Miles de empleados del estado son expulsados (echamos dice el presidente con un goce especial en la palabra) con una herramienta que crearon los gobiernos de la misma democracia: los contratos precarizados, claramente ilegales cuando se vuelven eternos. Trabajadores con veinte años de antigüedad (que implica haber sido contratados por la primera historia kirchnerista) llegaron a este capítulo de la crónica en un estado de cosas que los deja servidos en bandeja a la motosierra, licuadora o cualquier electrodoméstico infame que esgrima el clan que los maneja. Pudieron despedirlos sin indemnización, como si hubieran pasado ayer a tomar un café, porque los precarizaron hace años. Y no normalizaron sus situaciones nunca.

Cuando Menem expulsó decenas de miles de estatales en los 90 y privatizó gran parte de las empresas públicas no hubo reacción. Ahora tampoco. Sin embargo, en los 90 los trabajadores eran empleados de planta permanente. Fueron indemnizados. Se compraron el remis, se pusieron la canchita de paddle, el parripollo, el maxikiosco. Fue una tragedia. Pero había alguna esperanza. Esta pobreza, esta precarización, esta expulsión en desnudez, este vacío, este no tener dónde ir, esta alternativa laboral inexistente, este festejo de los funcionarios y de una parte de la población –algunos tan medio pelo o sobrevivientes como los despedidos- al verlos caer, es lo que define este tiempo.

La infancia de esta tierra, malquerida y malgastada, herida adrede desde sus primeros años para disponerla débil y obediente en su precariedad futura, es pobre en un 70 por ciento ya, en estos días de noticias con atraso. Y habrá que sentarse a explicarles que hay que pelearle a este país que se viene ofreciendo, donde se ha despertado tanta gente dormida llena de desprecio, de ruindad, de bajeza. Legitimada por el trono de la miserabilidad oficial. Hay que pelearle para evitar el contagio. Para no ser pares de lo peor. Para seguir construyendo con otros y no contra otros para el enemigo. Si el hambre será, finalmente, siempre un compañero de estas filas.

Como parte de la tragedia, el país asiste a una película con delay. Con atraso. Se conoce de pronto la pobreza de hace tres meses. El desastre bíblico que asestó el gobierno Massa – Fernández sobre los sectores populares para que Milei pareciera lo menos malo del infierno dantesco.

Registros de una fuente de datos:

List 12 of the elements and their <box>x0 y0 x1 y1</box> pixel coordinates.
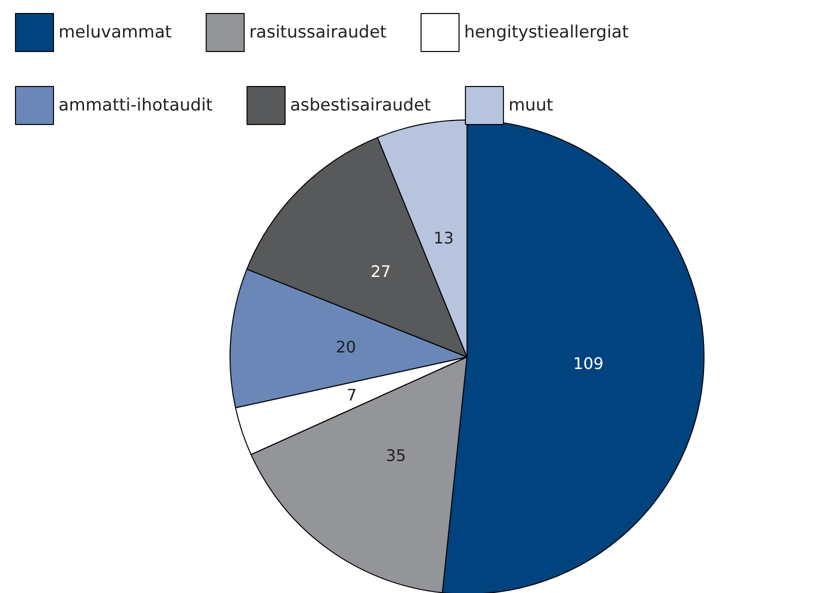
legend-label: meluvammat <box>58 22 172 42</box>
data-label: 27 <box>370 262 391 281</box>
legend-label: ammatti-ihotaudit <box>58 96 213 116</box>
data-label: 35 <box>386 446 406 466</box>
legend-label: hengitystieallergiat <box>464 22 629 42</box>
data-label: 20 <box>336 338 356 357</box>
legend-label: rasitussairaudet <box>249 22 387 42</box>
data-label: 13 <box>433 228 454 248</box>
legend-label: muut <box>508 96 554 116</box>
legend-label: asbestisairaudet <box>290 96 432 116</box>
data-label: 109 <box>573 354 604 373</box>
data-label: 7 <box>346 386 357 405</box>
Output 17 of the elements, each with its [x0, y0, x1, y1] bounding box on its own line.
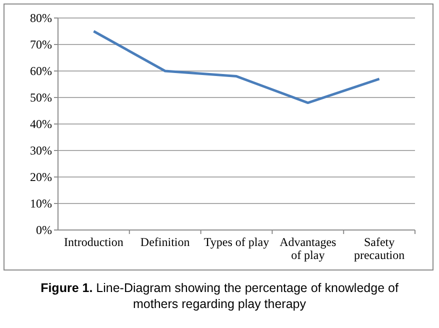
y-tick-label: 20%: [30, 170, 52, 184]
y-tick-label: 80%: [30, 11, 52, 26]
caption: Figure 1.: [40, 281, 93, 295]
text: Line-Diagram showing the percentage of knowledge of mothers regarding play therapy: [96, 281, 398, 311]
y-tick-label: 40%: [30, 117, 52, 132]
x-tick-label: Advantages of play: [280, 235, 337, 262]
y-tick-label: 0%: [36, 223, 52, 238]
y-tick-label: 70%: [30, 38, 52, 52]
y-tick-label: 10%: [30, 196, 52, 211]
x-tick-label: Types of play: [204, 235, 270, 249]
x-tick-label: Introduction: [64, 235, 124, 249]
y-tick-label: 50%: [30, 90, 52, 105]
x-tick-label: Definition: [140, 235, 190, 249]
x-tick-label: Safety precaution: [354, 235, 405, 262]
y-tick-label: 60%: [30, 64, 52, 78]
y-tick-label: 30%: [30, 144, 52, 158]
line-series: [92, 30, 381, 104]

## Tareas
(a) En una a tres oraciones, explica por qué, según el texto citado sobre los despidos de empleados estatales, se pudo despedir sin indemnización a trabajadores con veinte años de antigüedad.
(b) Prosigue el texto citado sobre los despidos de empleados estatales a partir de su última oración.

## Respuestas esperadas
(a) Se los pudo despedir sin indemnización porque los habían precarizado hace años con contratos precarios que se volvieron eternos. Además, nunca se normalizó su situación.

(b)
Un 41,7 % de pobreza en el segundo semestre de 2023. Parece un siglo. Un punto y medio más que en el primero. Veinte millones de personas. La planilla de Excell que aparece en la TAC de Sergio Massa no es muy diferente de la que se vislumbra en la de Toto Caputo. La indigencia en el segundo semestre aumentó a 11,9 %. La más abultada en 17 años. Y eso es gente con hambre. Durante 2023 esa categoría donde a una porción importante de la población no le alcanza para comer y en gran medida ni para poner los huesos bajo techo, subió del 8 al 13,8 por ciento, que fue el número con el que se acabó el año, allá por el 31 de diciembre. Cuando la pobreza, devaluación salvaje mediante, ya superaba el 50%. Pero a eso se lo conocerá en junio. Que será cuando el 60 por ciento de la población, que ya era pobre en enero, será pobre oficialmente.

Y todos se rasgarán las vestiduras y se tomarán los cabellos y dirán qué barbaridad y señalarán culpables, responsables, victimarios, sin beber, jamás, su propia cicuta.

Mientras que los jubilados cobrarán una mínima pasada por la más eficiente licuadora del sistema –superando apenas los 200 mil pesos- y, para estrenar la herramienta más innovadora del estilo delay, en dos cuotas.

La muestra más perfecta de la impudicia y el descaro.

Frutos venenosos de una triste historia. Sin inocentes.